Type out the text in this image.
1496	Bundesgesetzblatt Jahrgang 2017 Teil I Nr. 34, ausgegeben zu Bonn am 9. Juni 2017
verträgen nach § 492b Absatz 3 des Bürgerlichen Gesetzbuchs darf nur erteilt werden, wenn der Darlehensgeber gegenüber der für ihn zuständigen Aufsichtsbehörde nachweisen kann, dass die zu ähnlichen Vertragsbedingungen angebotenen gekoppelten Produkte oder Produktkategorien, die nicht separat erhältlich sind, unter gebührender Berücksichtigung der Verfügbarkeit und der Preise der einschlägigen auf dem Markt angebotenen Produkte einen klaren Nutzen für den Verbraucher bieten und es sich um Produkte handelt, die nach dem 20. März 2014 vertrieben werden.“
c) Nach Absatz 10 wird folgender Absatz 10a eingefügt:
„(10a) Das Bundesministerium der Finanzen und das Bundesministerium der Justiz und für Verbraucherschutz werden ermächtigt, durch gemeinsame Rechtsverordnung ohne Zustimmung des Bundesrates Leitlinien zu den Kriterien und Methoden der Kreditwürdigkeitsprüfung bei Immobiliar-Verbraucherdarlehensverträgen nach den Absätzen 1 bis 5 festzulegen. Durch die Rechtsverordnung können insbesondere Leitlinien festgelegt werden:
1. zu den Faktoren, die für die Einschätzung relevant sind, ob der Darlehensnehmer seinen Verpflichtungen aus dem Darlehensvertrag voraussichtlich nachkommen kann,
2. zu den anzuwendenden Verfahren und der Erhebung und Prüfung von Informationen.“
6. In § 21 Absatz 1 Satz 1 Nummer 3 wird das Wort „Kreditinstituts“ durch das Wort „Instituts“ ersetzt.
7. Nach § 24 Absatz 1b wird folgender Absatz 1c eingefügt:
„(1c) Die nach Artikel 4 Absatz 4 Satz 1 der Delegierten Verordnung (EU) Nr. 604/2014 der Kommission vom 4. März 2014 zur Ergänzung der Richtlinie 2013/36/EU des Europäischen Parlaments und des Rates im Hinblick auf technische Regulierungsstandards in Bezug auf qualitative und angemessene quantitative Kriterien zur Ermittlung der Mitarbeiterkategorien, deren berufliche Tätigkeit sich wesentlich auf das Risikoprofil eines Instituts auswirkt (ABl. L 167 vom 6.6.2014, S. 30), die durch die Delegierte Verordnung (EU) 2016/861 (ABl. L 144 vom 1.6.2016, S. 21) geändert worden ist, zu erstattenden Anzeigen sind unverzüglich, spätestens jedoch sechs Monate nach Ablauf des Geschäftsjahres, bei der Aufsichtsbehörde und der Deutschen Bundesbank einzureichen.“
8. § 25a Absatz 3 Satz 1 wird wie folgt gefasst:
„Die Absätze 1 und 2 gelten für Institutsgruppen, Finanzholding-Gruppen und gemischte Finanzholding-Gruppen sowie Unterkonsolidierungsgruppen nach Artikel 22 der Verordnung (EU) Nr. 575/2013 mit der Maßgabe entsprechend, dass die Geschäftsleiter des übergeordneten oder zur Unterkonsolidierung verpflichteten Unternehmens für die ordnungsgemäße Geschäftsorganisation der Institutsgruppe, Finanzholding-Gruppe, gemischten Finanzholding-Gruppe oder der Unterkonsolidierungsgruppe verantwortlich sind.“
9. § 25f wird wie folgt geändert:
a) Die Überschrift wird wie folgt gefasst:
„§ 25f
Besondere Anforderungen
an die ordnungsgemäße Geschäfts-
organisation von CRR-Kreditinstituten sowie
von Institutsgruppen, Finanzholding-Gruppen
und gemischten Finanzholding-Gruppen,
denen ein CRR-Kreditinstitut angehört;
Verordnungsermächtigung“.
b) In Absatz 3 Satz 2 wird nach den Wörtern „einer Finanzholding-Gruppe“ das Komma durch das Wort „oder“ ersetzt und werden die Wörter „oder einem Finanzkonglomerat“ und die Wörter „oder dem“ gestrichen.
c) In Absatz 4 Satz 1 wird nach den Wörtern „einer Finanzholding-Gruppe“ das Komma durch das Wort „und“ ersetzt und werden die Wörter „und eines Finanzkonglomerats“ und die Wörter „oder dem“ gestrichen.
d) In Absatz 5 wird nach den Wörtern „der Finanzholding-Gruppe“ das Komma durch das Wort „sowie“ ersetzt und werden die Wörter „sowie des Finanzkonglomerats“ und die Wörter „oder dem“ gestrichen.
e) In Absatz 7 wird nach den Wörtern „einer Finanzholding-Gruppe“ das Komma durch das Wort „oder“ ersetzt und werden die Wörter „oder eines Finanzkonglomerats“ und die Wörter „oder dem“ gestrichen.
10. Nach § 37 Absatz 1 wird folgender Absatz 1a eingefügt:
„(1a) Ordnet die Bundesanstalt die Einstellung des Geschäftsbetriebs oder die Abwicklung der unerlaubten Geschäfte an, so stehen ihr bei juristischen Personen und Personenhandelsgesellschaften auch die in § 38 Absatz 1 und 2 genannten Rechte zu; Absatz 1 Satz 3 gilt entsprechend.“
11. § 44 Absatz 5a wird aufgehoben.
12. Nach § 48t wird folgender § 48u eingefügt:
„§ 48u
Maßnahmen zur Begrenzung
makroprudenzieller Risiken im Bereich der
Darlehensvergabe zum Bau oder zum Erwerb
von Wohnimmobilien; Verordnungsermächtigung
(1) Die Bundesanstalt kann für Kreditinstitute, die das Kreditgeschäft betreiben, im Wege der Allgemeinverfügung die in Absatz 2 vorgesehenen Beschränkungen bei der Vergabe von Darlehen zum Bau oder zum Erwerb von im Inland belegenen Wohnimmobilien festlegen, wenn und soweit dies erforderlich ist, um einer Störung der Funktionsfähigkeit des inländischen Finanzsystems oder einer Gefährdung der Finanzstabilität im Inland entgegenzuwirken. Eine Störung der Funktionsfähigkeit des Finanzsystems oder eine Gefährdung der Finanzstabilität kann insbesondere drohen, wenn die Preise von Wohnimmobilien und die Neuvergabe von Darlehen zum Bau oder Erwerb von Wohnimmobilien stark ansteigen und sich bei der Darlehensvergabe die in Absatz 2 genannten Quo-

※ ※ ※

**What is being asked:** Give an exact copy of all the data shown above.

**Right answer:**
Type out the text in this image.
1496	Bundesgesetzblatt Jahrgang 2017 Teil I Nr. 34, ausgegeben zu Bonn am 9. Juni 2017
verträgen nach § 492b Absatz 3 des Bürgerlichen Gesetzbuchs darf nur erteilt werden, wenn der Darlehensgeber gegenüber der für ihn zuständigen Aufsichtsbehörde nachweisen kann, dass die zu ähnlichen Vertragsbedingungen angebotenen gekoppelten Produkte oder Produktkategorien, die nicht separat erhältlich sind, unter gebührender Berücksichtigung der Verfügbarkeit und der Preise der einschlägigen auf dem Markt angebotenen Produkte einen klaren Nutzen für den Verbraucher bieten und es sich um Produkte handelt, die nach dem 20. März 2014 vertrieben werden.“
c) Nach Absatz 10 wird folgender Absatz 10a eingefügt:
„(10a) Das Bundesministerium der Finanzen und das Bundesministerium der Justiz und für Verbraucherschutz werden ermächtigt, durch gemeinsame Rechtsverordnung ohne Zustimmung des Bundesrates Leitlinien zu den Kriterien und Methoden der Kreditwürdigkeitsprüfung bei Immobiliar-Verbraucherdarlehensverträgen nach den Absätzen 1 bis 5 festzulegen. Durch die Rechtsverordnung können insbesondere Leitlinien festgelegt werden:
1. zu den Faktoren, die für die Einschätzung relevant sind, ob der Darlehensnehmer seinen Verpflichtungen aus dem Darlehensvertrag voraussichtlich nachkommen kann,
2. zu den anzuwendenden Verfahren und der Erhebung und Prüfung von Informationen.“
6. In § 21 Absatz 1 Satz 1 Nummer 3 wird das Wort „Kreditinstituts“ durch das Wort „Instituts“ ersetzt.
7. Nach § 24 Absatz 1b wird folgender Absatz 1c eingefügt:
„(1c) Die nach Artikel 4 Absatz 4 Satz 1 der Delegierten Verordnung (EU) Nr. 604/2014 der Kommission vom 4. März 2014 zur Ergänzung der Richtlinie 2013/36/EU des Europäischen Parlaments und des Rates im Hinblick auf technische Regulierungsstandards in Bezug auf qualitative und angemessene quantitative Kriterien zur Ermittlung der Mitarbeiterkategorien, deren berufliche Tätigkeit sich wesentlich auf das Risikoprofil eines Instituts auswirkt (ABl. L 167 vom 6.6.2014, S. 30), die durch die Delegierte Verordnung (EU) 2016/861 (ABl. L 144 vom 1.6.2016, S. 21) geändert worden ist, zu erstattenden Anzeigen sind unverzüglich, spätestens jedoch sechs Monate nach Ablauf des Geschäftsjahres, bei der Aufsichtsbehörde und der Deutschen Bundesbank einzureichen.“
8. § 25a Absatz 3 Satz 1 wird wie folgt gefasst:
„Die Absätze 1 und 2 gelten für Institutsgruppen, Finanzholding-Gruppen und gemischte Finanzholding-Gruppen sowie Unterkonsolidierungsgruppen nach Artikel 22 der Verordnung (EU) Nr. 575/2013 mit der Maßgabe entsprechend, dass die Geschäftsleiter des übergeordneten oder zur Unterkonsolidierung verpflichteten Unternehmens für die ordnungsgemäße Geschäftsorganisation der Institutsgruppe, Finanzholding-Gruppe, gemischten Finanzholding-Gruppe oder der Unterkonsolidierungsgruppe verantwortlich sind.“
9. § 25f wird wie folgt geändert:
a) Die Überschrift wird wie folgt gefasst:
„§ 25f
Besondere Anforderungen
an die ordnungsgemäße Geschäfts-
organisation von CRR-Kreditinstituten sowie
von Institutsgruppen, Finanzholding-Gruppen
und gemischten Finanzholding-Gruppen,
denen ein CRR-Kreditinstitut angehört;
Verordnungsermächtigung“.
b) In Absatz 3 Satz 2 wird nach den Wörtern „einer Finanzholding-Gruppe“ das Komma durch das Wort „oder“ ersetzt und werden die Wörter „oder einem Finanzkonglomerat“ und die Wörter „oder dem“ gestrichen.
c) In Absatz 4 Satz 1 wird nach den Wörtern „einer Finanzholding-Gruppe“ das Komma durch das Wort „und“ ersetzt und werden die Wörter „und eines Finanzkonglomerats“ und die Wörter „oder dem“ gestrichen.
d) In Absatz 5 wird nach den Wörtern „der Finanzholding-Gruppe“ das Komma durch das Wort „sowie“ ersetzt und werden die Wörter „sowie des Finanzkonglomerats“ und die Wörter „oder dem“ gestrichen.
e) In Absatz 7 wird nach den Wörtern „einer Finanzholding-Gruppe“ das Komma durch das Wort „oder“ ersetzt und werden die Wörter „oder eines Finanzkonglomerats“ und die Wörter „oder dem“ gestrichen.
10. Nach § 37 Absatz 1 wird folgender Absatz 1a eingefügt:
„(1a) Ordnet die Bundesanstalt die Einstellung des Geschäftsbetriebs oder die Abwicklung der unerlaubten Geschäfte an, so stehen ihr bei juristischen Personen und Personenhandelsgesellschaften auch die in § 38 Absatz 1 und 2 genannten Rechte zu; Absatz 1 Satz 3 gilt entsprechend.“
11. § 44 Absatz 5a wird aufgehoben.
12. Nach § 48t wird folgender § 48u eingefügt:
„§ 48u
Maßnahmen zur Begrenzung
makroprudenzieller Risiken im Bereich der
Darlehensvergabe zum Bau oder zum Erwerb
von Wohnimmobilien; Verordnungsermächtigung
(1) Die Bundesanstalt kann für Kreditinstitute, die das Kreditgeschäft betreiben, im Wege der Allgemeinverfügung die in Absatz 2 vorgesehenen Beschränkungen bei der Vergabe von Darlehen zum Bau oder zum Erwerb von im Inland belegenen Wohnimmobilien festlegen, wenn und soweit dies erforderlich ist, um einer Störung der Funktionsfähigkeit des inländischen Finanzsystems oder einer Gefährdung der Finanzstabilität im Inland entgegenzuwirken. Eine Störung der Funktionsfähigkeit des Finanzsystems oder eine Gefährdung der Finanzstabilität kann insbesondere drohen, wenn die Preise von Wohnimmobilien und die Neuvergabe von Darlehen zum Bau oder Erwerb von Wohnimmobilien stark ansteigen und sich bei der Darlehensvergabe die in Absatz 2 genannten Quo-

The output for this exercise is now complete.